═════ Provided records ═════
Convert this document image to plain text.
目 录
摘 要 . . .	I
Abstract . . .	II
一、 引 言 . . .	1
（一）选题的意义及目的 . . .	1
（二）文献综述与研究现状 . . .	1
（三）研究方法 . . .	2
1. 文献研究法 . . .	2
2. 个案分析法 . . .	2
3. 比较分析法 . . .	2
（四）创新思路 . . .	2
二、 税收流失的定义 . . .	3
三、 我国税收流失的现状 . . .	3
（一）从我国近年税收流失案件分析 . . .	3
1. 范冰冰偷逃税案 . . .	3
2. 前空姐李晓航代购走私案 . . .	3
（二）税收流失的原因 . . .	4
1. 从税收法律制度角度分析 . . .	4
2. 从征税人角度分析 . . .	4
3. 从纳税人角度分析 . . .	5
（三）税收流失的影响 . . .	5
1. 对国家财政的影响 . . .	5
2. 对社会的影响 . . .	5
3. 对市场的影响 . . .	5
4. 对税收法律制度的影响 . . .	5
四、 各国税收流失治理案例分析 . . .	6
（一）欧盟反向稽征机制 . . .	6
═════
◆ What you will do ◆
Return the full listing, character for character.

◆ Answer ◆
Convert this document image to plain text.
目 录
摘 要 . . .	I
Abstract . . .	II
一、 引 言 . . .	1
（一）选题的意义及目的 . . .	1
（二）文献综述与研究现状 . . .	1
（三）研究方法 . . .	2
1. 文献研究法 . . .	2
2. 个案分析法 . . .	2
3. 比较分析法 . . .	2
（四）创新思路 . . .	2
二、 税收流失的定义 . . .	3
三、 我国税收流失的现状 . . .	3
（一）从我国近年税收流失案件分析 . . .	3
1. 范冰冰偷逃税案 . . .	3
2. 前空姐李晓航代购走私案 . . .	3
（二）税收流失的原因 . . .	4
1. 从税收法律制度角度分析 . . .	4
2. 从征税人角度分析 . . .	4
3. 从纳税人角度分析 . . .	5
（三）税收流失的影响 . . .	5
1. 对国家财政的影响 . . .	5
2. 对社会的影响 . . .	5
3. 对市场的影响 . . .	5
4. 对税收法律制度的影响 . . .	5
四、 各国税收流失治理案例分析 . . .	6
（一）欧盟反向稽征机制 . . .	6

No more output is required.